§ Task statement
Rewrite the entries from the first line through the line with "day-column: 06/28 周四 [15,86,97,140]", switching "sun-cloud-icon" to "partly-cloudy-icon" and changing nothing else.

§ Material for this exercise

[Begin]

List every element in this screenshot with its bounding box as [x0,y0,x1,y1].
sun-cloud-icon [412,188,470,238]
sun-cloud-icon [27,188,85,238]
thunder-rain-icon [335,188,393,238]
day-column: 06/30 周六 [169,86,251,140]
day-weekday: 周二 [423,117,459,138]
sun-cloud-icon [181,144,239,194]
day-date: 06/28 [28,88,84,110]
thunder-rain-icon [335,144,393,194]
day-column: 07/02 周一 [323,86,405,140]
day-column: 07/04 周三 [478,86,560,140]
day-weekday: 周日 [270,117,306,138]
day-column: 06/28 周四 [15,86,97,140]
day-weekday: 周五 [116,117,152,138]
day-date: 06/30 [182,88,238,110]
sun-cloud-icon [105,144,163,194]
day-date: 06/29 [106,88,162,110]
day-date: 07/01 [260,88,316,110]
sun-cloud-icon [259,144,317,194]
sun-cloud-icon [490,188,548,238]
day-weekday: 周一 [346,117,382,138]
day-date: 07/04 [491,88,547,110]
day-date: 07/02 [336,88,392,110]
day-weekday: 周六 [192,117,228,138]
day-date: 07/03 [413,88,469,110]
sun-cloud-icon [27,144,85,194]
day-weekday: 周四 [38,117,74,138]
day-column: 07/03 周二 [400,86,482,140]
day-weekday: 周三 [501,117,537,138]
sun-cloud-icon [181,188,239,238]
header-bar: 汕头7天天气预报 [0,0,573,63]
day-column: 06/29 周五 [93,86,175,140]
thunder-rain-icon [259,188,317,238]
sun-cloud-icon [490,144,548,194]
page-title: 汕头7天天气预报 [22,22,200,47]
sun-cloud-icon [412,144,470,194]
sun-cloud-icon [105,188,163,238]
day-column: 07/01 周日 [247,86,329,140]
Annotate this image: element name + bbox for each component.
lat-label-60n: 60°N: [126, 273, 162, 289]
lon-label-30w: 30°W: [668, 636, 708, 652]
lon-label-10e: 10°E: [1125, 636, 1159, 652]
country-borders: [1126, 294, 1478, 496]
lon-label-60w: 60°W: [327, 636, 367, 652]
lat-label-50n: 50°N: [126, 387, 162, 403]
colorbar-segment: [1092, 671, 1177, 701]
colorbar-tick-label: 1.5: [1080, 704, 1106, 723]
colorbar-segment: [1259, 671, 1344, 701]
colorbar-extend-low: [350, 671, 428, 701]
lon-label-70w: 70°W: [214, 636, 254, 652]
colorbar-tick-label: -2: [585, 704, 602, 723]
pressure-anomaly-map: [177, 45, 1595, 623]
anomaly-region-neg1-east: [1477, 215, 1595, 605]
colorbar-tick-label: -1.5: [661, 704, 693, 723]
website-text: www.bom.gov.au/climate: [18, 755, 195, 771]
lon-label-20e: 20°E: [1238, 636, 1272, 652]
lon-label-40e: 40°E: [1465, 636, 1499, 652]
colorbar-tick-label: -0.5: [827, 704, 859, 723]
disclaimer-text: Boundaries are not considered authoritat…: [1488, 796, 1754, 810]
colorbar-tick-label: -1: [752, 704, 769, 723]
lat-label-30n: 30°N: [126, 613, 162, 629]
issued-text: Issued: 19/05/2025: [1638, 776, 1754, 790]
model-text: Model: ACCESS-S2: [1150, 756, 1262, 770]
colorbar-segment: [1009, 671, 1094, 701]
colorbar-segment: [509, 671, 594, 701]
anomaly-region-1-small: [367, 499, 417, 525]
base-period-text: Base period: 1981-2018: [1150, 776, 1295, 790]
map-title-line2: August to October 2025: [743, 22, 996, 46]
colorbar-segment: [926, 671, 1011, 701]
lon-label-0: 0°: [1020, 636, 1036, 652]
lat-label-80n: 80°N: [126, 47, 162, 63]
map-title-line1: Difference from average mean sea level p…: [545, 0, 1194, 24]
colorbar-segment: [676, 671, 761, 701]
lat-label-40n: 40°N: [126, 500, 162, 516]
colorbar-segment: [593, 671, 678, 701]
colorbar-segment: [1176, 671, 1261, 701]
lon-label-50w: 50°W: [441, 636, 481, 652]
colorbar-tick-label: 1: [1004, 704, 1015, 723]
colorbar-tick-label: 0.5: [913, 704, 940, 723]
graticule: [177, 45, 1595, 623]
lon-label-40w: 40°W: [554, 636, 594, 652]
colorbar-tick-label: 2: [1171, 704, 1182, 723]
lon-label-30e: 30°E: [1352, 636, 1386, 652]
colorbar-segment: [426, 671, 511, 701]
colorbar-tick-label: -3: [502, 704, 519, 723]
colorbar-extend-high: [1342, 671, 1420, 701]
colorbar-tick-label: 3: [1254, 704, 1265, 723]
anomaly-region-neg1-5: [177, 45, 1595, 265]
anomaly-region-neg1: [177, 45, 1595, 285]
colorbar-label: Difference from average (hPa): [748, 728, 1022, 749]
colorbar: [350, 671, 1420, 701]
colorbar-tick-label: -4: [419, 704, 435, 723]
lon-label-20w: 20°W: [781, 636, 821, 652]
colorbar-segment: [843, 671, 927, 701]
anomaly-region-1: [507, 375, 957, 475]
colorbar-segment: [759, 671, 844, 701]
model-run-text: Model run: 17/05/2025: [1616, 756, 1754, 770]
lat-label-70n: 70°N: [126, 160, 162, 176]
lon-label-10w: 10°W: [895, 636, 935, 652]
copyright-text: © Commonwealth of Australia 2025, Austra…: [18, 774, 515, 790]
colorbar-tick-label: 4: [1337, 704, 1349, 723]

[End]

§ Problem solution
List every element in this screenshot with its bounding box as [x0,y0,x1,y1].
partly-cloudy-icon [412,188,470,238]
partly-cloudy-icon [27,188,85,238]
thunder-rain-icon [335,188,393,238]
day-column: 06/30 周六 [169,86,251,140]
day-weekday: 周二 [423,117,459,138]
partly-cloudy-icon [181,144,239,194]
day-date: 06/28 [28,88,84,110]
thunder-rain-icon [335,144,393,194]
day-column: 07/02 周一 [323,86,405,140]
day-column: 07/04 周三 [478,86,560,140]
day-weekday: 周日 [270,117,306,138]
day-column: 06/28 周四 [15,86,97,140]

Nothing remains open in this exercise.